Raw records
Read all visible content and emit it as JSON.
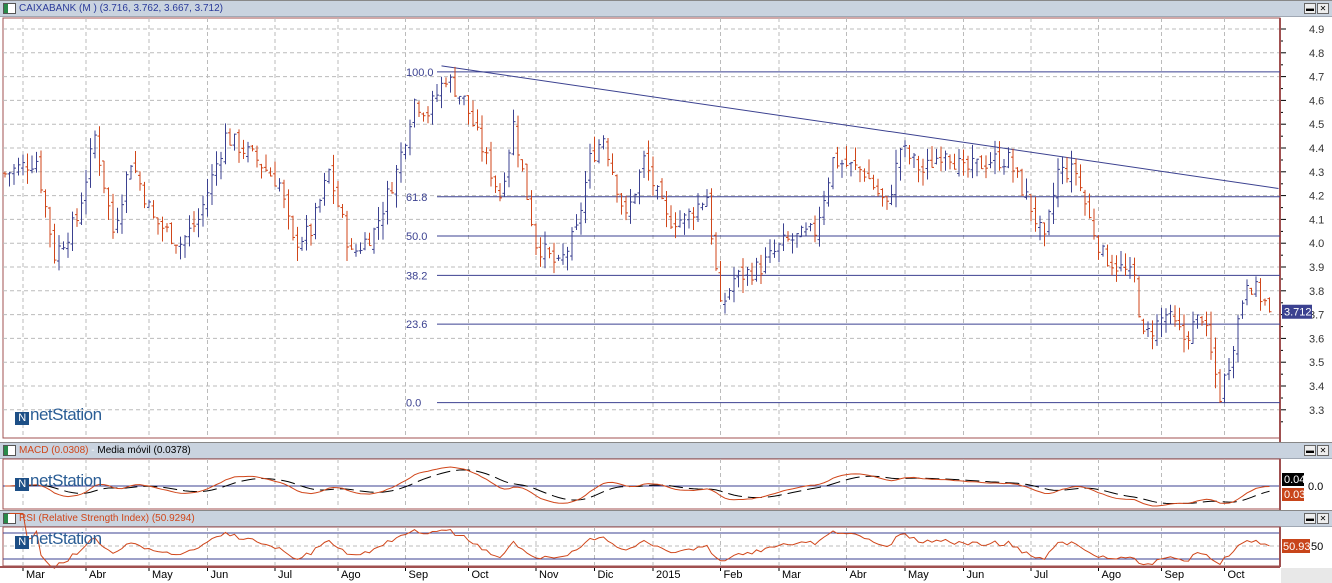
{
  "main": {
    "title": "CAIXABANK (M ) (3.716, 3.762, 3.667, 3.712)",
    "last_price": "3.712",
    "watermark": "netStation"
  },
  "macd": {
    "title_macd": "MACD (0.0308)",
    "title_sep": " - ",
    "title_ma": "Media móvil (0.0378)",
    "tag_black": "0.04",
    "tag_orange": "0.03",
    "zero_label": "0.0"
  },
  "rsi": {
    "title": "RSI (Relative Strength Index) (50.9294)",
    "tag": "50.93",
    "mid_label": "50"
  },
  "buttons": {
    "minimize": "▬",
    "close": "✕"
  },
  "colors": {
    "up": "#3b4190",
    "down": "#d0461a",
    "trend": "#3b4190",
    "macd": "#d0461a",
    "signal": "#000000"
  },
  "chart_data": {
    "type": "ohlc",
    "x_unit": "trading day index",
    "ylim": [
      3.2,
      4.95
    ],
    "yticks": [
      "4.9",
      "4.8",
      "4.7",
      "4.6",
      "4.5",
      "4.4",
      "4.3",
      "4.2",
      "4.1",
      "4.0",
      "3.9",
      "3.8",
      "3.7",
      "3.6",
      "3.5",
      "3.4",
      "3.3"
    ],
    "months": [
      {
        "label": "Mar",
        "day": 4
      },
      {
        "label": "Abr",
        "day": 18
      },
      {
        "label": "May",
        "day": 32
      },
      {
        "label": "Jun",
        "day": 45
      },
      {
        "label": "Jul",
        "day": 60
      },
      {
        "label": "Ago",
        "day": 74
      },
      {
        "label": "Sep",
        "day": 89
      },
      {
        "label": "Oct",
        "day": 103
      },
      {
        "label": "Nov",
        "day": 118
      },
      {
        "label": "Dic",
        "day": 131
      },
      {
        "label": "2015",
        "day": 144
      },
      {
        "label": "Feb",
        "day": 159
      },
      {
        "label": "Mar",
        "day": 172
      },
      {
        "label": "Abr",
        "day": 187
      },
      {
        "label": "May",
        "day": 200
      },
      {
        "label": "Jun",
        "day": 213
      },
      {
        "label": "Jul",
        "day": 228
      },
      {
        "label": "Ago",
        "day": 243
      },
      {
        "label": "Sep",
        "day": 257
      },
      {
        "label": "Oct",
        "day": 271
      }
    ],
    "price_path": [
      [
        1,
        4.3
      ],
      [
        7,
        4.35
      ],
      [
        11,
        3.95
      ],
      [
        16,
        4.1
      ],
      [
        20,
        4.45
      ],
      [
        24,
        4.05
      ],
      [
        28,
        4.35
      ],
      [
        33,
        4.1
      ],
      [
        39,
        4.0
      ],
      [
        43,
        4.1
      ],
      [
        49,
        4.45
      ],
      [
        56,
        4.35
      ],
      [
        61,
        4.25
      ],
      [
        64,
        4.0
      ],
      [
        68,
        4.05
      ],
      [
        72,
        4.3
      ],
      [
        77,
        3.95
      ],
      [
        82,
        4.05
      ],
      [
        87,
        4.3
      ],
      [
        91,
        4.6
      ],
      [
        94,
        4.55
      ],
      [
        98,
        4.7
      ],
      [
        102,
        4.6
      ],
      [
        106,
        4.4
      ],
      [
        110,
        4.2
      ],
      [
        113,
        4.5
      ],
      [
        118,
        4.0
      ],
      [
        123,
        3.9
      ],
      [
        127,
        4.05
      ],
      [
        130,
        4.35
      ],
      [
        133,
        4.45
      ],
      [
        138,
        4.1
      ],
      [
        142,
        4.35
      ],
      [
        147,
        4.1
      ],
      [
        151,
        4.1
      ],
      [
        156,
        4.2
      ],
      [
        159,
        3.72
      ],
      [
        162,
        3.85
      ],
      [
        168,
        3.9
      ],
      [
        173,
        4.0
      ],
      [
        180,
        4.05
      ],
      [
        184,
        4.35
      ],
      [
        191,
        4.3
      ],
      [
        196,
        4.15
      ],
      [
        199,
        4.4
      ],
      [
        204,
        4.3
      ],
      [
        209,
        4.4
      ],
      [
        213,
        4.3
      ],
      [
        219,
        4.35
      ],
      [
        223,
        4.35
      ],
      [
        228,
        4.15
      ],
      [
        231,
        4.0
      ],
      [
        234,
        4.3
      ],
      [
        238,
        4.3
      ],
      [
        241,
        4.1
      ],
      [
        244,
        3.95
      ],
      [
        251,
        3.85
      ],
      [
        253,
        3.6
      ],
      [
        258,
        3.7
      ],
      [
        262,
        3.6
      ],
      [
        266,
        3.7
      ],
      [
        270,
        3.36
      ],
      [
        272,
        3.5
      ],
      [
        276,
        3.85
      ],
      [
        280,
        3.75
      ],
      [
        281,
        3.712
      ]
    ],
    "last_day": 281,
    "fibonacci": [
      {
        "label": "100.0",
        "value": 4.72
      },
      {
        "label": "61.8",
        "value": 4.195
      },
      {
        "label": "50.0",
        "value": 4.03
      },
      {
        "label": "38.2",
        "value": 3.865
      },
      {
        "label": "23.6",
        "value": 3.66
      },
      {
        "label": "0.0",
        "value": 3.33
      }
    ],
    "fib_start_day": 96,
    "trendline": {
      "from": [
        97,
        4.745
      ],
      "to": [
        283,
        4.23
      ]
    },
    "rsi_levels": [
      70,
      50,
      30
    ],
    "macd_params": [
      12,
      26,
      9
    ],
    "rsi_period": 14
  }
}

Task statement »
Repeat each entry exactly as given; no pictures belong in the copy.

Exercise solution »
Read all visible content and emit it as JSON.
{
  "main": {
    "title": "CAIXABANK (M ) (3.716, 3.762, 3.667, 3.712)",
    "last_price": "3.712",
    "watermark": "netStation"
  },
  "macd": {
    "title_macd": "MACD (0.0308)",
    "title_sep": " - ",
    "title_ma": "Media móvil (0.0378)",
    "tag_black": "0.04",
    "tag_orange": "0.03",
    "zero_label": "0.0"
  },
  "rsi": {
    "title": "RSI (Relative Strength Index) (50.9294)",
    "tag": "50.93",
    "mid_label": "50"
  },
  "buttons": {
    "minimize": "▬",
    "close": "✕"
  },
  "colors": {
    "up": "#3b4190",
    "down": "#d0461a",
    "trend": "#3b4190",
    "macd": "#d0461a",
    "signal": "#000000"
  },
  "chart_data": {
    "type": "ohlc",
    "x_unit": "trading day index",
    "ylim": [
      3.2,
      4.95
    ],
    "yticks": [
      "4.9",
      "4.8",
      "4.7",
      "4.6",
      "4.5",
      "4.4",
      "4.3",
      "4.2",
      "4.1",
      "4.0",
      "3.9",
      "3.8",
      "3.7",
      "3.6",
      "3.5",
      "3.4",
      "3.3"
    ],
    "months": [
      {
        "label": "Mar",
        "day": 4
      },
      {
        "label": "Abr",
        "day": 18
      },
      {
        "label": "May",
        "day": 32
      },
      {
        "label": "Jun",
        "day": 45
      },
      {
        "label": "Jul",
        "day": 60
      },
      {
        "label": "Ago",
        "day": 74
      },
      {
        "label": "Sep",
        "day": 89
      },
      {
        "label": "Oct",
        "day": 103
      },
      {
        "label": "Nov",
        "day": 118
      },
      {
        "label": "Dic",
        "day": 131
      },
      {
        "label": "2015",
        "day": 144
      },
      {
        "label": "Feb",
        "day": 159
      },
      {
        "label": "Mar",
        "day": 172
      },
      {
        "label": "Abr",
        "day": 187
      },
      {
        "label": "May",
        "day": 200
      },
      {
        "label": "Jun",
        "day": 213
      },
      {
        "label": "Jul",
        "day": 228
      },
      {
        "label": "Ago",
        "day": 243
      },
      {
        "label": "Sep",
        "day": 257
      },
      {
        "label": "Oct",
        "day": 271
      }
    ],
    "price_path": [
      [
        1,
        4.3
      ],
      [
        7,
        4.35
      ],
      [
        11,
        3.95
      ],
      [
        16,
        4.1
      ],
      [
        20,
        4.45
      ],
      [
        24,
        4.05
      ],
      [
        28,
        4.35
      ],
      [
        33,
        4.1
      ],
      [
        39,
        4.0
      ],
      [
        43,
        4.1
      ],
      [
        49,
        4.45
      ],
      [
        56,
        4.35
      ],
      [
        61,
        4.25
      ],
      [
        64,
        4.0
      ],
      [
        68,
        4.05
      ],
      [
        72,
        4.3
      ],
      [
        77,
        3.95
      ],
      [
        82,
        4.05
      ],
      [
        87,
        4.3
      ],
      [
        91,
        4.6
      ],
      [
        94,
        4.55
      ],
      [
        98,
        4.7
      ],
      [
        102,
        4.6
      ],
      [
        106,
        4.4
      ],
      [
        110,
        4.2
      ],
      [
        113,
        4.5
      ],
      [
        118,
        4.0
      ],
      [
        123,
        3.9
      ],
      [
        127,
        4.05
      ],
      [
        130,
        4.35
      ],
      [
        133,
        4.45
      ],
      [
        138,
        4.1
      ],
      [
        142,
        4.35
      ],
      [
        147,
        4.1
      ],
      [
        151,
        4.1
      ],
      [
        156,
        4.2
      ],
      [
        159,
        3.72
      ],
      [
        162,
        3.85
      ],
      [
        168,
        3.9
      ],
      [
        173,
        4.0
      ],
      [
        180,
        4.05
      ],
      [
        184,
        4.35
      ],
      [
        191,
        4.3
      ],
      [
        196,
        4.15
      ],
      [
        199,
        4.4
      ],
      [
        204,
        4.3
      ],
      [
        209,
        4.4
      ],
      [
        213,
        4.3
      ],
      [
        219,
        4.35
      ],
      [
        223,
        4.35
      ],
      [
        228,
        4.15
      ],
      [
        231,
        4.0
      ],
      [
        234,
        4.3
      ],
      [
        238,
        4.3
      ],
      [
        241,
        4.1
      ],
      [
        244,
        3.95
      ],
      [
        251,
        3.85
      ],
      [
        253,
        3.6
      ],
      [
        258,
        3.7
      ],
      [
        262,
        3.6
      ],
      [
        266,
        3.7
      ],
      [
        270,
        3.36
      ],
      [
        272,
        3.5
      ],
      [
        276,
        3.85
      ],
      [
        280,
        3.75
      ],
      [
        281,
        3.712
      ]
    ],
    "last_day": 281,
    "fibonacci": [
      {
        "label": "100.0",
        "value": 4.72
      },
      {
        "label": "61.8",
        "value": 4.195
      },
      {
        "label": "50.0",
        "value": 4.03
      },
      {
        "label": "38.2",
        "value": 3.865
      },
      {
        "label": "23.6",
        "value": 3.66
      },
      {
        "label": "0.0",
        "value": 3.33
      }
    ],
    "fib_start_day": 96,
    "trendline": {
      "from": [
        97,
        4.745
      ],
      "to": [
        283,
        4.23
      ]
    },
    "rsi_levels": [
      70,
      50,
      30
    ],
    "macd_params": [
      12,
      26,
      9
    ],
    "rsi_period": 14
  }
}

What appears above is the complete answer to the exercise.